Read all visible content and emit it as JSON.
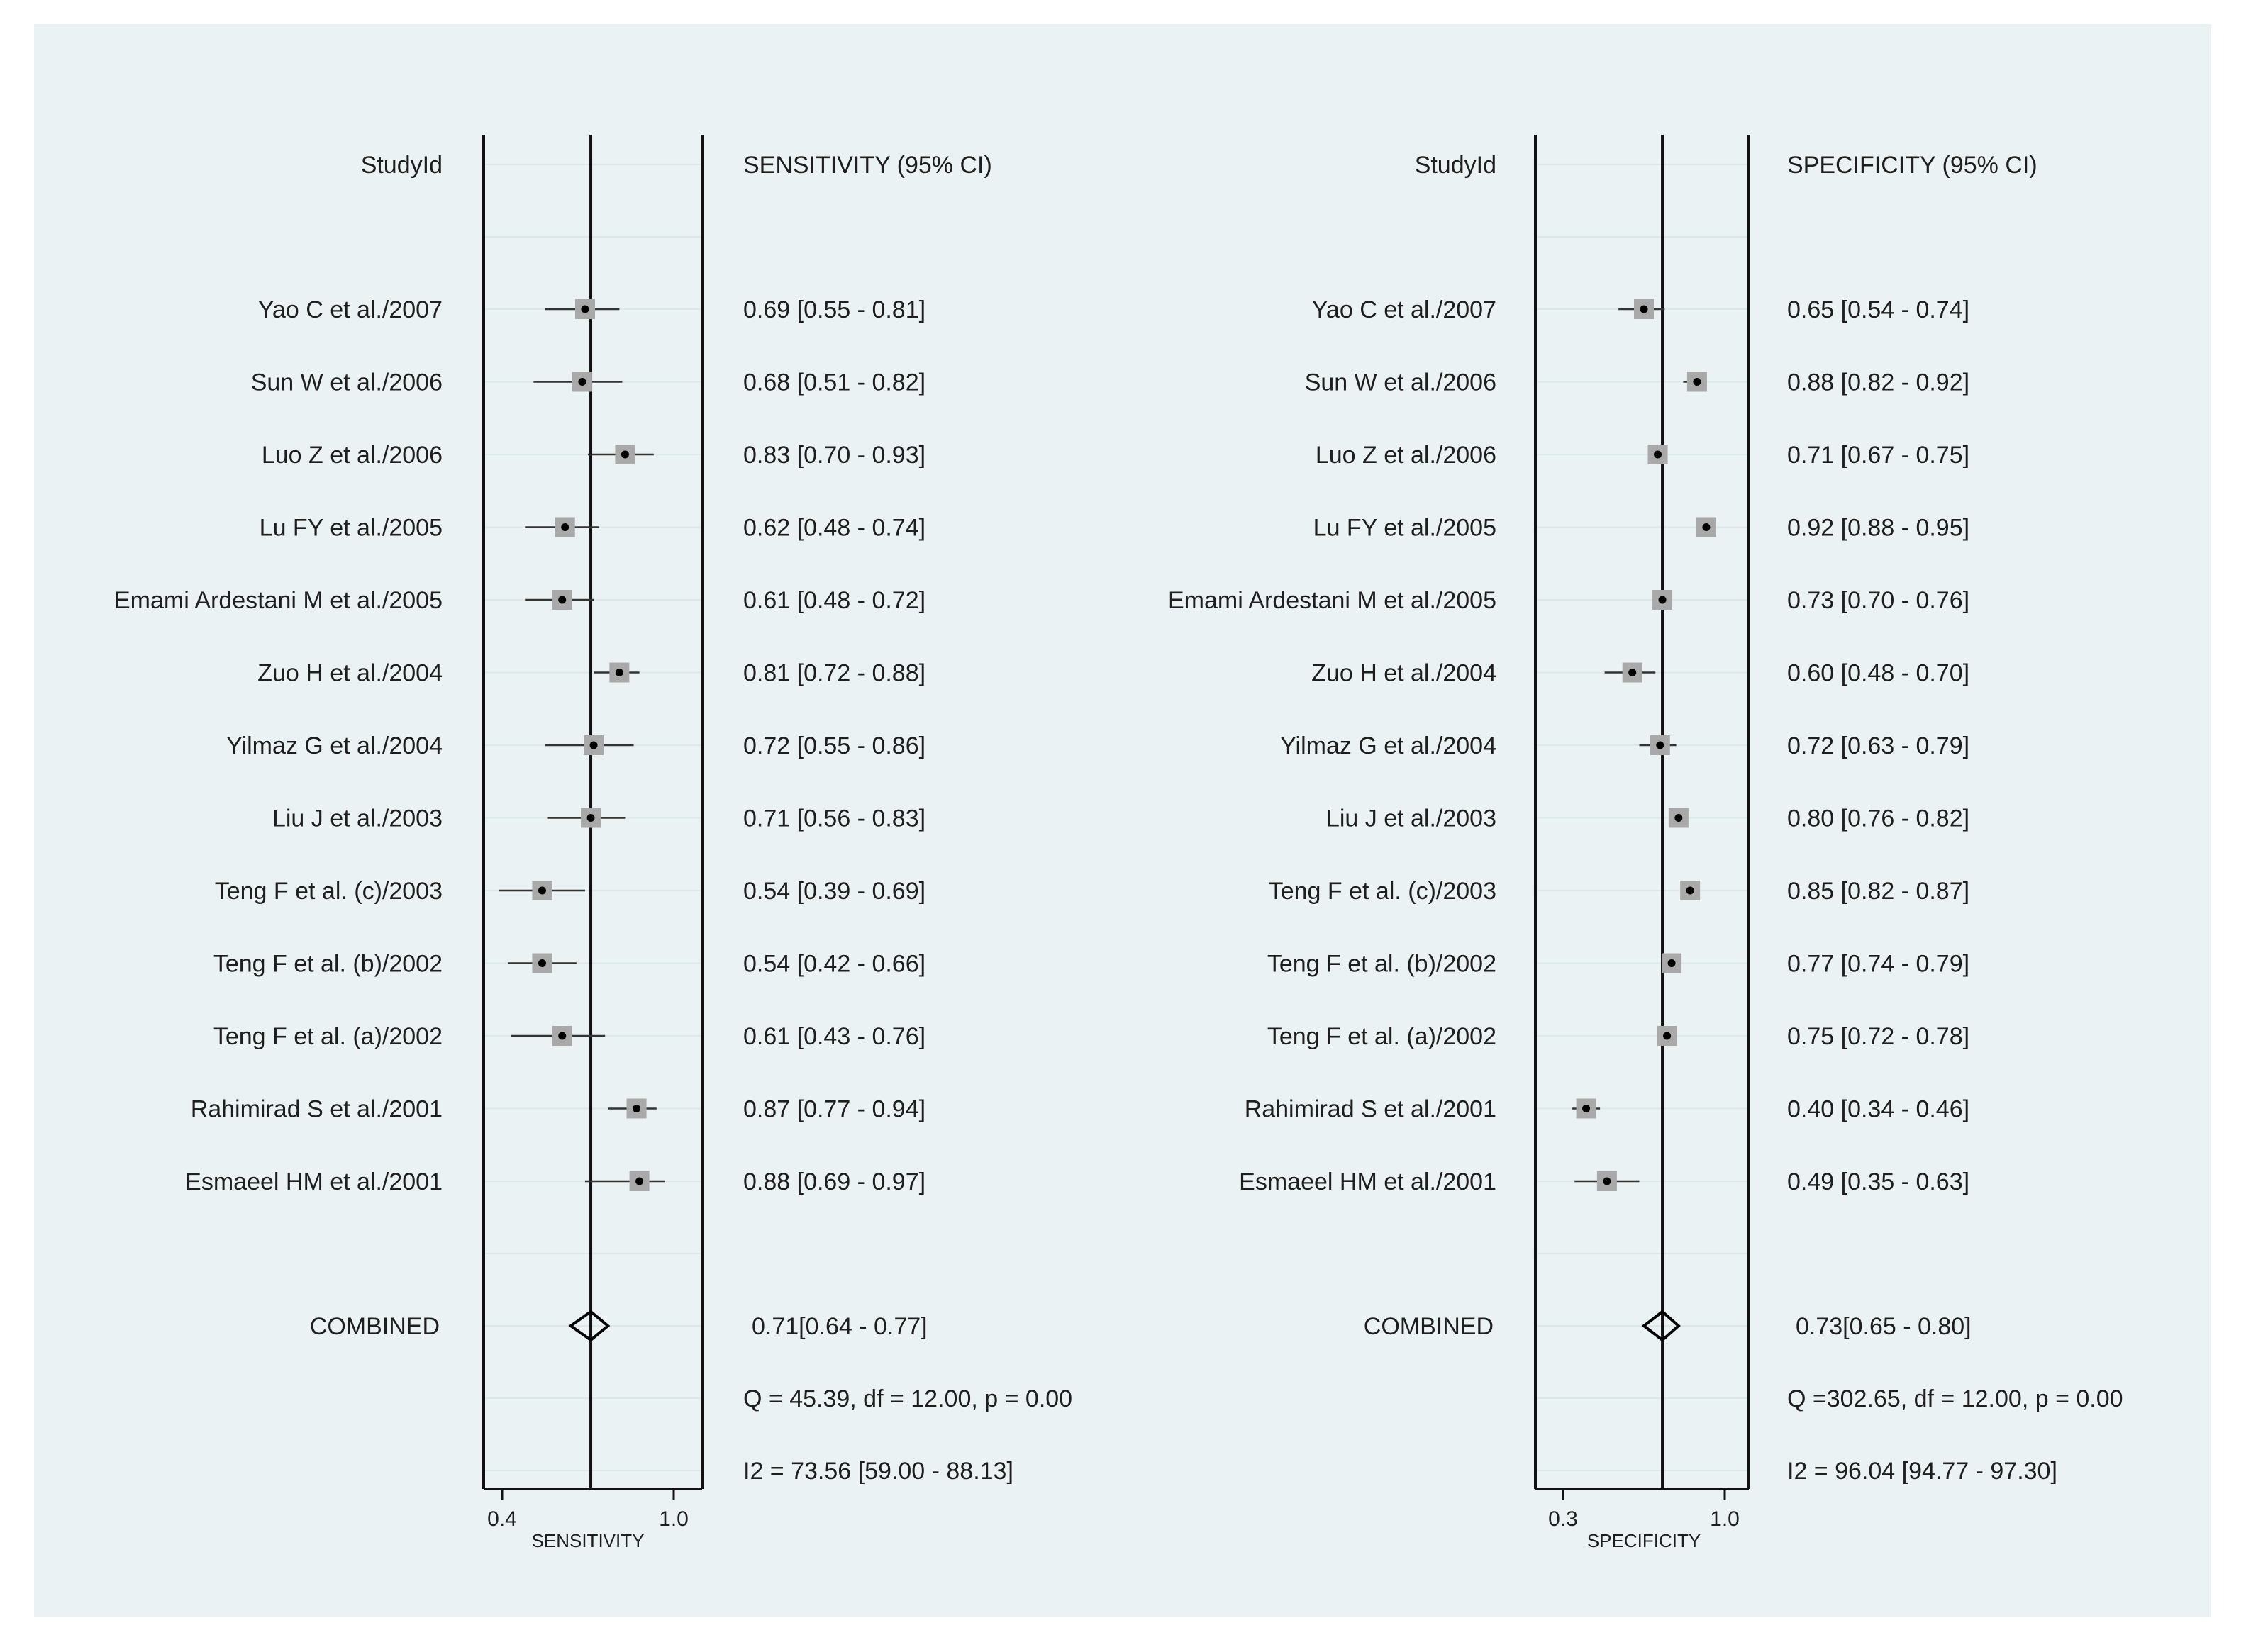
{
  "charts": [
    {
      "type": "forest",
      "study_header": "StudyId",
      "stat_header": "SENSITIVITY (95% CI)",
      "xlabel": "SENSITIVITY",
      "xlim": [
        0.4,
        1.0
      ],
      "xticks": [
        {
          "value": 0.4,
          "label": "0.4"
        },
        {
          "value": 1.0,
          "label": "1.0"
        }
      ],
      "pooled_value": 0.71,
      "studies": [
        {
          "name": "Yao C et al./2007",
          "est": 0.69,
          "lo": 0.55,
          "hi": 0.81,
          "text": "0.69 [0.55 - 0.81]"
        },
        {
          "name": "Sun W et al./2006",
          "est": 0.68,
          "lo": 0.51,
          "hi": 0.82,
          "text": "0.68 [0.51 - 0.82]"
        },
        {
          "name": "Luo Z et al./2006",
          "est": 0.83,
          "lo": 0.7,
          "hi": 0.93,
          "text": "0.83 [0.70 - 0.93]"
        },
        {
          "name": "Lu FY et al./2005",
          "est": 0.62,
          "lo": 0.48,
          "hi": 0.74,
          "text": "0.62 [0.48 - 0.74]"
        },
        {
          "name": "Emami Ardestani M et al./2005",
          "est": 0.61,
          "lo": 0.48,
          "hi": 0.72,
          "text": "0.61 [0.48 - 0.72]"
        },
        {
          "name": "Zuo H et al./2004",
          "est": 0.81,
          "lo": 0.72,
          "hi": 0.88,
          "text": "0.81 [0.72 - 0.88]"
        },
        {
          "name": "Yilmaz G et al./2004",
          "est": 0.72,
          "lo": 0.55,
          "hi": 0.86,
          "text": "0.72 [0.55 - 0.86]"
        },
        {
          "name": "Liu J et al./2003",
          "est": 0.71,
          "lo": 0.56,
          "hi": 0.83,
          "text": "0.71 [0.56 - 0.83]"
        },
        {
          "name": "Teng F et al. (c)/2003",
          "est": 0.54,
          "lo": 0.39,
          "hi": 0.69,
          "text": "0.54 [0.39 - 0.69]"
        },
        {
          "name": "Teng F et al. (b)/2002",
          "est": 0.54,
          "lo": 0.42,
          "hi": 0.66,
          "text": "0.54 [0.42 - 0.66]"
        },
        {
          "name": "Teng F et al. (a)/2002",
          "est": 0.61,
          "lo": 0.43,
          "hi": 0.76,
          "text": "0.61 [0.43 - 0.76]"
        },
        {
          "name": "Rahimirad S et al./2001",
          "est": 0.87,
          "lo": 0.77,
          "hi": 0.94,
          "text": "0.87 [0.77 - 0.94]"
        },
        {
          "name": "Esmaeel HM et al./2001",
          "est": 0.88,
          "lo": 0.69,
          "hi": 0.97,
          "text": "0.88 [0.69 - 0.97]"
        }
      ],
      "combined": {
        "name": "COMBINED",
        "est": 0.71,
        "lo": 0.64,
        "hi": 0.77,
        "text": "0.71[0.64 - 0.77]"
      },
      "q_text": "Q = 45.39, df = 12.00, p =  0.00",
      "i2_text": "I2 = 73.56 [59.00 - 88.13]"
    },
    {
      "type": "forest",
      "study_header": "StudyId",
      "stat_header": "SPECIFICITY (95% CI)",
      "xlabel": "SPECIFICITY",
      "xlim": [
        0.3,
        1.0
      ],
      "xticks": [
        {
          "value": 0.3,
          "label": "0.3"
        },
        {
          "value": 1.0,
          "label": "1.0"
        }
      ],
      "pooled_value": 0.73,
      "studies": [
        {
          "name": "Yao C et al./2007",
          "est": 0.65,
          "lo": 0.54,
          "hi": 0.74,
          "text": "0.65 [0.54 - 0.74]"
        },
        {
          "name": "Sun W et al./2006",
          "est": 0.88,
          "lo": 0.82,
          "hi": 0.92,
          "text": "0.88 [0.82 - 0.92]"
        },
        {
          "name": "Luo Z et al./2006",
          "est": 0.71,
          "lo": 0.67,
          "hi": 0.75,
          "text": "0.71 [0.67 - 0.75]"
        },
        {
          "name": "Lu FY et al./2005",
          "est": 0.92,
          "lo": 0.88,
          "hi": 0.95,
          "text": "0.92 [0.88 - 0.95]"
        },
        {
          "name": "Emami Ardestani M et al./2005",
          "est": 0.73,
          "lo": 0.7,
          "hi": 0.76,
          "text": "0.73 [0.70 - 0.76]"
        },
        {
          "name": "Zuo H et al./2004",
          "est": 0.6,
          "lo": 0.48,
          "hi": 0.7,
          "text": "0.60 [0.48 - 0.70]"
        },
        {
          "name": "Yilmaz G et al./2004",
          "est": 0.72,
          "lo": 0.63,
          "hi": 0.79,
          "text": "0.72 [0.63 - 0.79]"
        },
        {
          "name": "Liu J et al./2003",
          "est": 0.8,
          "lo": 0.76,
          "hi": 0.82,
          "text": "0.80 [0.76 - 0.82]"
        },
        {
          "name": "Teng F et al. (c)/2003",
          "est": 0.85,
          "lo": 0.82,
          "hi": 0.87,
          "text": "0.85 [0.82 - 0.87]"
        },
        {
          "name": "Teng F et al. (b)/2002",
          "est": 0.77,
          "lo": 0.74,
          "hi": 0.79,
          "text": "0.77 [0.74 - 0.79]"
        },
        {
          "name": "Teng F et al. (a)/2002",
          "est": 0.75,
          "lo": 0.72,
          "hi": 0.78,
          "text": "0.75 [0.72 - 0.78]"
        },
        {
          "name": "Rahimirad S et al./2001",
          "est": 0.4,
          "lo": 0.34,
          "hi": 0.46,
          "text": "0.40 [0.34 - 0.46]"
        },
        {
          "name": "Esmaeel HM et al./2001",
          "est": 0.49,
          "lo": 0.35,
          "hi": 0.63,
          "text": "0.49 [0.35 - 0.63]"
        }
      ],
      "combined": {
        "name": "COMBINED",
        "est": 0.73,
        "lo": 0.65,
        "hi": 0.8,
        "text": "0.73[0.65 - 0.80]"
      },
      "q_text": "Q =302.65, df = 12.00, p =  0.00",
      "i2_text": "I2 = 96.04 [94.77 - 97.30]"
    }
  ]
}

* * * * * * * * *

What is asked.
Without the pictures, copy the material exactly as given.

In response.
Read all visible content and emit it as JSON.
{
  "charts": [
    {
      "type": "forest",
      "study_header": "StudyId",
      "stat_header": "SENSITIVITY (95% CI)",
      "xlabel": "SENSITIVITY",
      "xlim": [
        0.4,
        1.0
      ],
      "xticks": [
        {
          "value": 0.4,
          "label": "0.4"
        },
        {
          "value": 1.0,
          "label": "1.0"
        }
      ],
      "pooled_value": 0.71,
      "studies": [
        {
          "name": "Yao C et al./2007",
          "est": 0.69,
          "lo": 0.55,
          "hi": 0.81,
          "text": "0.69 [0.55 - 0.81]"
        },
        {
          "name": "Sun W et al./2006",
          "est": 0.68,
          "lo": 0.51,
          "hi": 0.82,
          "text": "0.68 [0.51 - 0.82]"
        },
        {
          "name": "Luo Z et al./2006",
          "est": 0.83,
          "lo": 0.7,
          "hi": 0.93,
          "text": "0.83 [0.70 - 0.93]"
        },
        {
          "name": "Lu FY et al./2005",
          "est": 0.62,
          "lo": 0.48,
          "hi": 0.74,
          "text": "0.62 [0.48 - 0.74]"
        },
        {
          "name": "Emami Ardestani M et al./2005",
          "est": 0.61,
          "lo": 0.48,
          "hi": 0.72,
          "text": "0.61 [0.48 - 0.72]"
        },
        {
          "name": "Zuo H et al./2004",
          "est": 0.81,
          "lo": 0.72,
          "hi": 0.88,
          "text": "0.81 [0.72 - 0.88]"
        },
        {
          "name": "Yilmaz G et al./2004",
          "est": 0.72,
          "lo": 0.55,
          "hi": 0.86,
          "text": "0.72 [0.55 - 0.86]"
        },
        {
          "name": "Liu J et al./2003",
          "est": 0.71,
          "lo": 0.56,
          "hi": 0.83,
          "text": "0.71 [0.56 - 0.83]"
        },
        {
          "name": "Teng F et al. (c)/2003",
          "est": 0.54,
          "lo": 0.39,
          "hi": 0.69,
          "text": "0.54 [0.39 - 0.69]"
        },
        {
          "name": "Teng F et al. (b)/2002",
          "est": 0.54,
          "lo": 0.42,
          "hi": 0.66,
          "text": "0.54 [0.42 - 0.66]"
        },
        {
          "name": "Teng F et al. (a)/2002",
          "est": 0.61,
          "lo": 0.43,
          "hi": 0.76,
          "text": "0.61 [0.43 - 0.76]"
        },
        {
          "name": "Rahimirad S et al./2001",
          "est": 0.87,
          "lo": 0.77,
          "hi": 0.94,
          "text": "0.87 [0.77 - 0.94]"
        },
        {
          "name": "Esmaeel HM et al./2001",
          "est": 0.88,
          "lo": 0.69,
          "hi": 0.97,
          "text": "0.88 [0.69 - 0.97]"
        }
      ],
      "combined": {
        "name": "COMBINED",
        "est": 0.71,
        "lo": 0.64,
        "hi": 0.77,
        "text": "0.71[0.64 - 0.77]"
      },
      "q_text": "Q = 45.39, df = 12.00, p =  0.00",
      "i2_text": "I2 = 73.56 [59.00 - 88.13]"
    },
    {
      "type": "forest",
      "study_header": "StudyId",
      "stat_header": "SPECIFICITY (95% CI)",
      "xlabel": "SPECIFICITY",
      "xlim": [
        0.3,
        1.0
      ],
      "xticks": [
        {
          "value": 0.3,
          "label": "0.3"
        },
        {
          "value": 1.0,
          "label": "1.0"
        }
      ],
      "pooled_value": 0.73,
      "studies": [
        {
          "name": "Yao C et al./2007",
          "est": 0.65,
          "lo": 0.54,
          "hi": 0.74,
          "text": "0.65 [0.54 - 0.74]"
        },
        {
          "name": "Sun W et al./2006",
          "est": 0.88,
          "lo": 0.82,
          "hi": 0.92,
          "text": "0.88 [0.82 - 0.92]"
        },
        {
          "name": "Luo Z et al./2006",
          "est": 0.71,
          "lo": 0.67,
          "hi": 0.75,
          "text": "0.71 [0.67 - 0.75]"
        },
        {
          "name": "Lu FY et al./2005",
          "est": 0.92,
          "lo": 0.88,
          "hi": 0.95,
          "text": "0.92 [0.88 - 0.95]"
        },
        {
          "name": "Emami Ardestani M et al./2005",
          "est": 0.73,
          "lo": 0.7,
          "hi": 0.76,
          "text": "0.73 [0.70 - 0.76]"
        },
        {
          "name": "Zuo H et al./2004",
          "est": 0.6,
          "lo": 0.48,
          "hi": 0.7,
          "text": "0.60 [0.48 - 0.70]"
        },
        {
          "name": "Yilmaz G et al./2004",
          "est": 0.72,
          "lo": 0.63,
          "hi": 0.79,
          "text": "0.72 [0.63 - 0.79]"
        },
        {
          "name": "Liu J et al./2003",
          "est": 0.8,
          "lo": 0.76,
          "hi": 0.82,
          "text": "0.80 [0.76 - 0.82]"
        },
        {
          "name": "Teng F et al. (c)/2003",
          "est": 0.85,
          "lo": 0.82,
          "hi": 0.87,
          "text": "0.85 [0.82 - 0.87]"
        },
        {
          "name": "Teng F et al. (b)/2002",
          "est": 0.77,
          "lo": 0.74,
          "hi": 0.79,
          "text": "0.77 [0.74 - 0.79]"
        },
        {
          "name": "Teng F et al. (a)/2002",
          "est": 0.75,
          "lo": 0.72,
          "hi": 0.78,
          "text": "0.75 [0.72 - 0.78]"
        },
        {
          "name": "Rahimirad S et al./2001",
          "est": 0.4,
          "lo": 0.34,
          "hi": 0.46,
          "text": "0.40 [0.34 - 0.46]"
        },
        {
          "name": "Esmaeel HM et al./2001",
          "est": 0.49,
          "lo": 0.35,
          "hi": 0.63,
          "text": "0.49 [0.35 - 0.63]"
        }
      ],
      "combined": {
        "name": "COMBINED",
        "est": 0.73,
        "lo": 0.65,
        "hi": 0.8,
        "text": "0.73[0.65 - 0.80]"
      },
      "q_text": "Q =302.65, df = 12.00, p =  0.00",
      "i2_text": "I2 = 96.04 [94.77 - 97.30]"
    }
  ]
}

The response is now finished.